# TASK TO COMPLETE
Go through the records below line by line, counting those that contain the word "people"; answer with the count only.

# SOURCE RECORDS
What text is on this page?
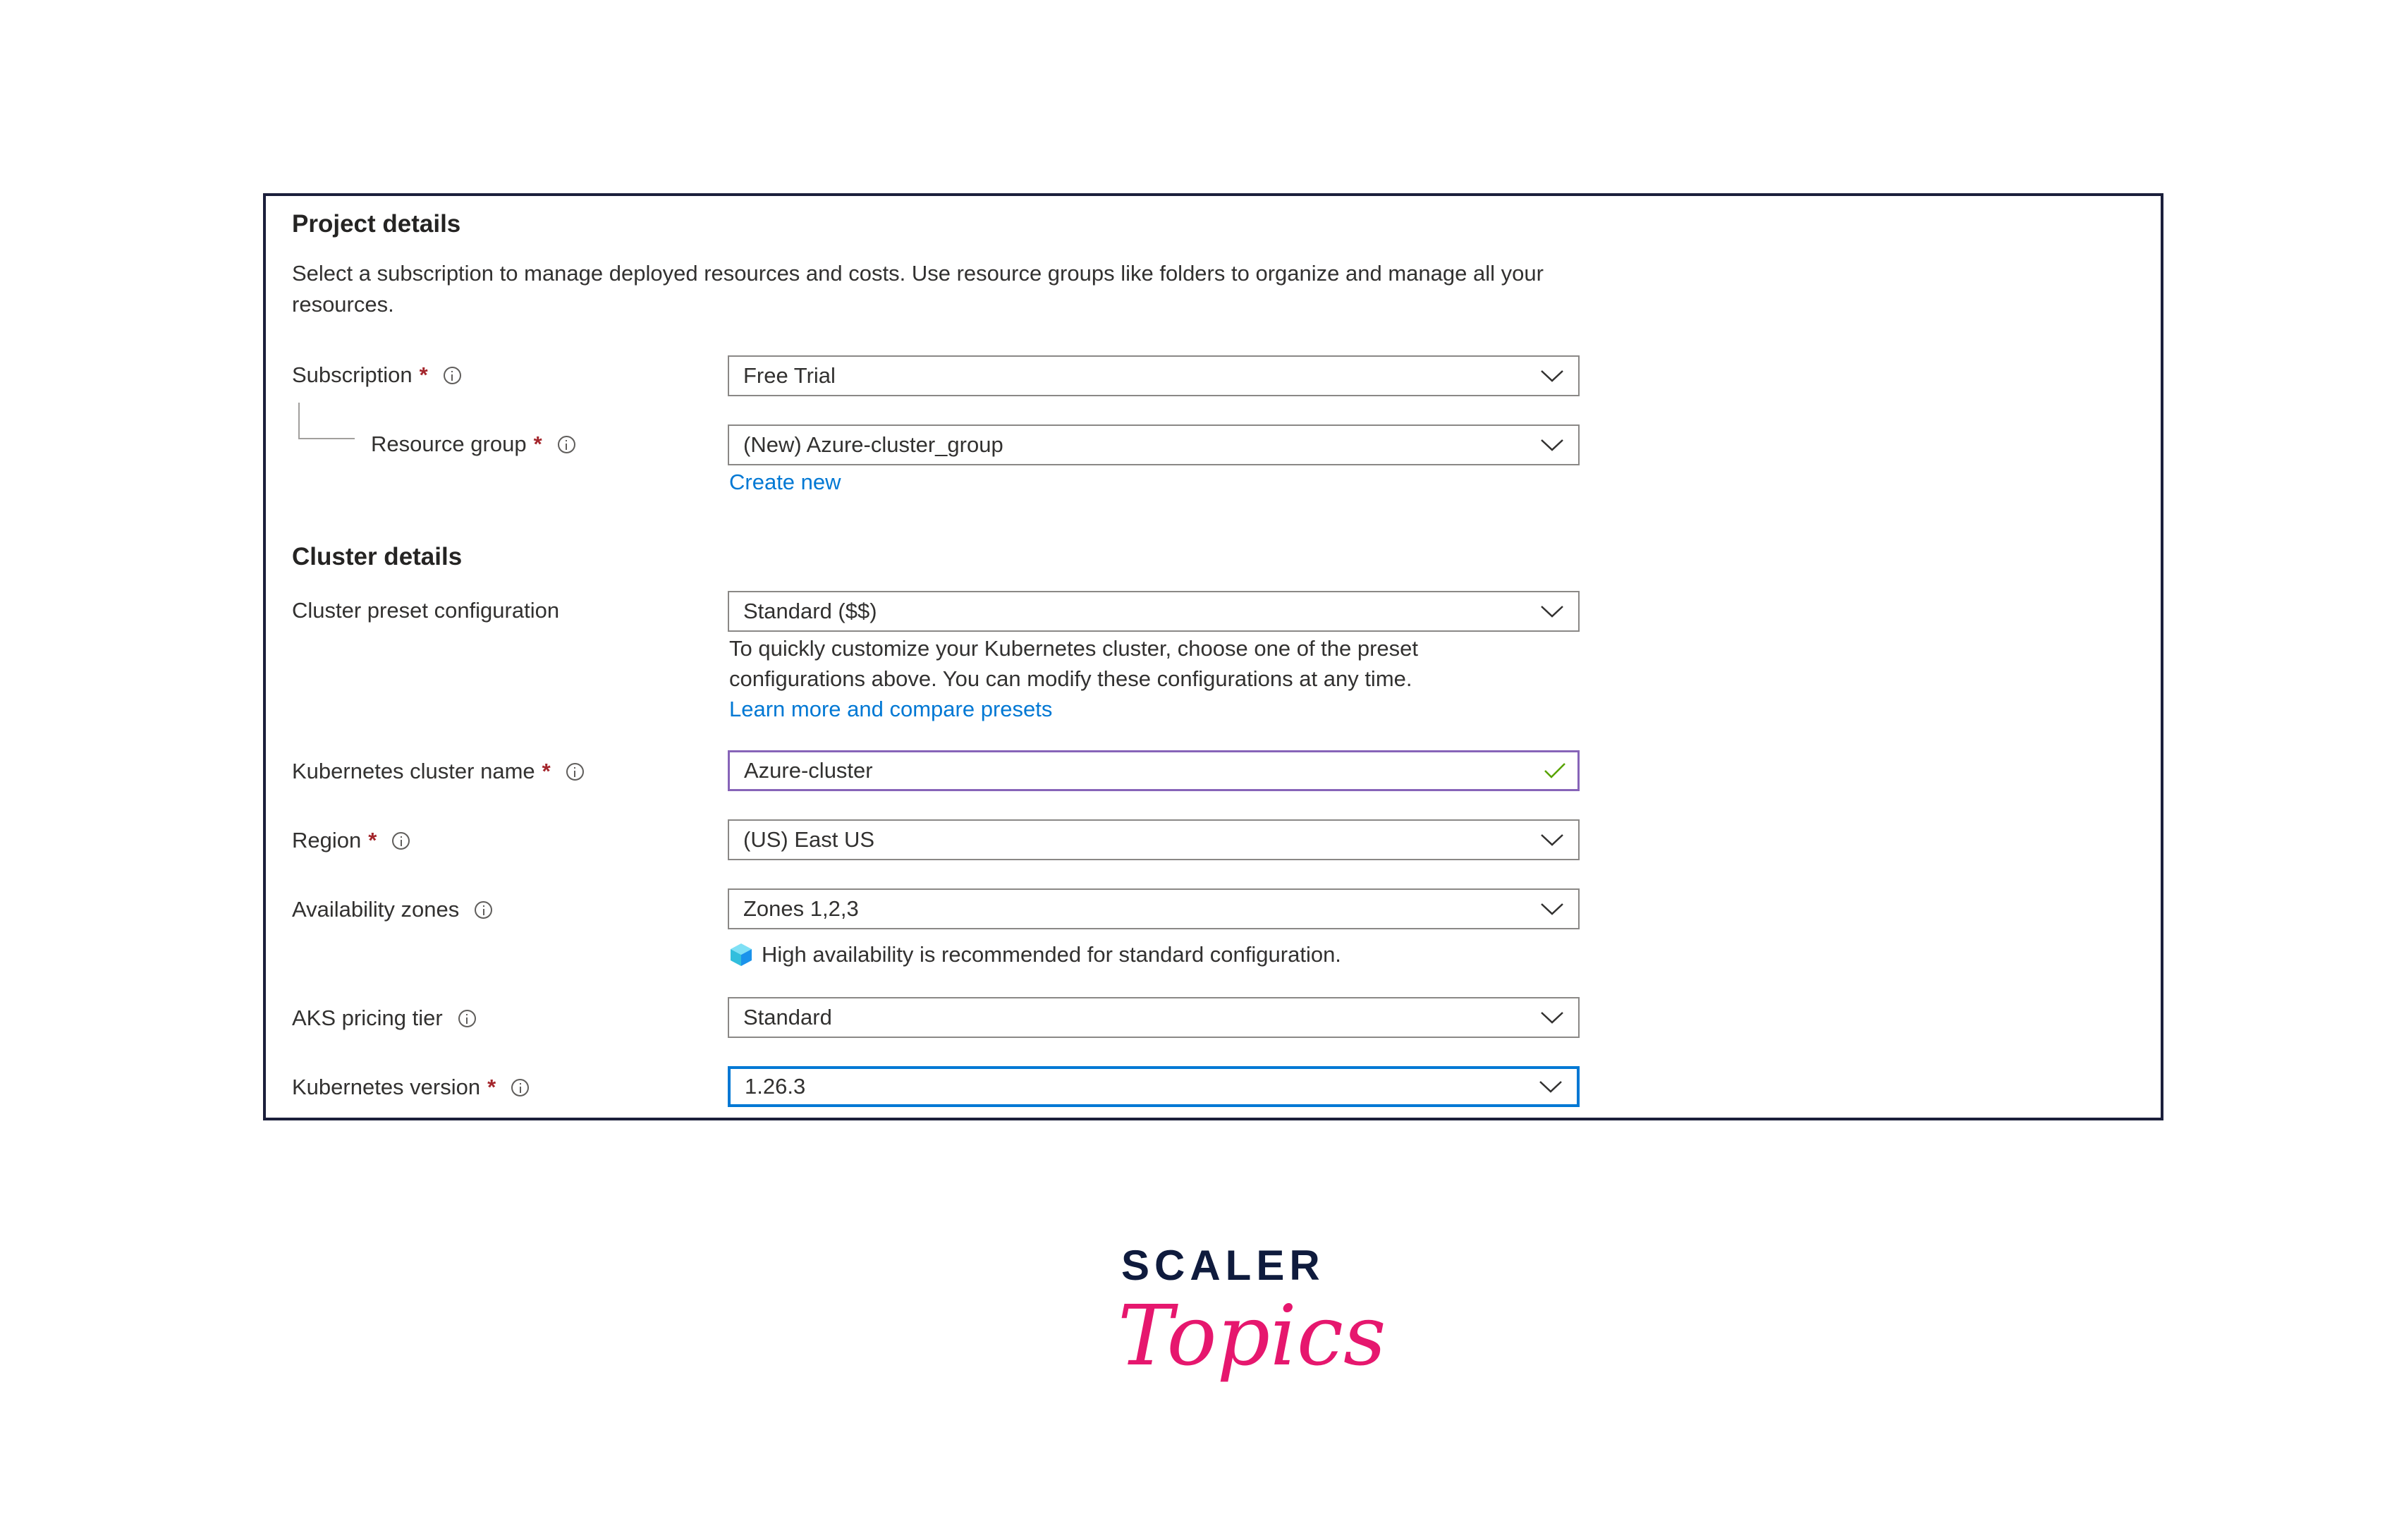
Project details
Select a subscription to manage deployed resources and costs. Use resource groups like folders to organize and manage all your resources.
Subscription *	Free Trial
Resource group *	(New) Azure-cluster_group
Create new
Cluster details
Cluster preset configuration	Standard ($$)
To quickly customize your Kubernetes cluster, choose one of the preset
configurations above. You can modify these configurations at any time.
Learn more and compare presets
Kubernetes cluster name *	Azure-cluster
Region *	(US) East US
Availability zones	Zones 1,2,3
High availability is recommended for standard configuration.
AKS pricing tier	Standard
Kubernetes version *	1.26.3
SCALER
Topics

...

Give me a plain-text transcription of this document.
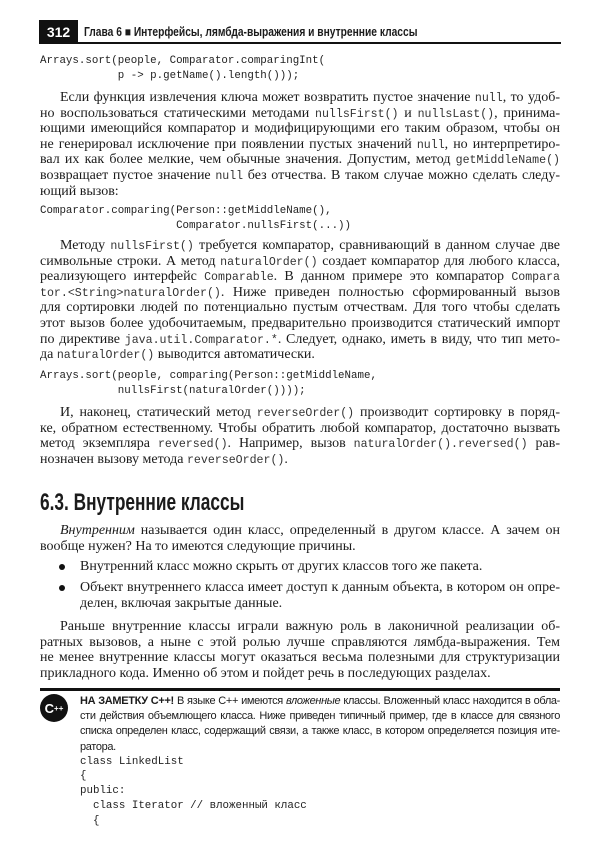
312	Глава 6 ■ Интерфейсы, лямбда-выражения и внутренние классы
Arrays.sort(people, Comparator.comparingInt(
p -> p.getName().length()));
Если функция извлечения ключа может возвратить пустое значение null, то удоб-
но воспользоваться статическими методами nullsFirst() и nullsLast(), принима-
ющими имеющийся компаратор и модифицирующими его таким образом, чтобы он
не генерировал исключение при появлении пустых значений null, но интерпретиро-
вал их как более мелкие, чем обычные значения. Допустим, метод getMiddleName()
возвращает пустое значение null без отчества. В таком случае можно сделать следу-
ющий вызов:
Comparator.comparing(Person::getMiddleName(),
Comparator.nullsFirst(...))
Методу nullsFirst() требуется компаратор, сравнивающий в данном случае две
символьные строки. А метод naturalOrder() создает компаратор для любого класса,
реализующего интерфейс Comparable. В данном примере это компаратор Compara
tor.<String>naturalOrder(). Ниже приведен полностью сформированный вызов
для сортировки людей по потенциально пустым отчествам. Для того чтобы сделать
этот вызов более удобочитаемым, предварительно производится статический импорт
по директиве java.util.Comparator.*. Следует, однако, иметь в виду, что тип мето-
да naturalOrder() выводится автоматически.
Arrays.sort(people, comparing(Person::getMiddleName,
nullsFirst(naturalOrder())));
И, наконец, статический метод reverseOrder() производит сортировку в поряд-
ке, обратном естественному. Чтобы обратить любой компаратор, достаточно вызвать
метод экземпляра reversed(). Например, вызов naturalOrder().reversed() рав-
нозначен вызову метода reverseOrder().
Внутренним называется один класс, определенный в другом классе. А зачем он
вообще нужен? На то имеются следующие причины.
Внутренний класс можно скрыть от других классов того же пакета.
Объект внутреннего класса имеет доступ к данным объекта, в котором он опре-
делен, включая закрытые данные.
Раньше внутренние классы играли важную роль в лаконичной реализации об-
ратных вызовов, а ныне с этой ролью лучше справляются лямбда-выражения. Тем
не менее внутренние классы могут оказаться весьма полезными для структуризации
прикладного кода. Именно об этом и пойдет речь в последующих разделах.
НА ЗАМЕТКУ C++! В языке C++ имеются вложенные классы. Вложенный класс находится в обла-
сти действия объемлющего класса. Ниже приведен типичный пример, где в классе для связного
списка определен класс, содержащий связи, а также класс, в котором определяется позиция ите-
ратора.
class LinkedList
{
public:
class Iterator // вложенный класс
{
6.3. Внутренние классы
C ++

# EXERCISE SOLUTION
2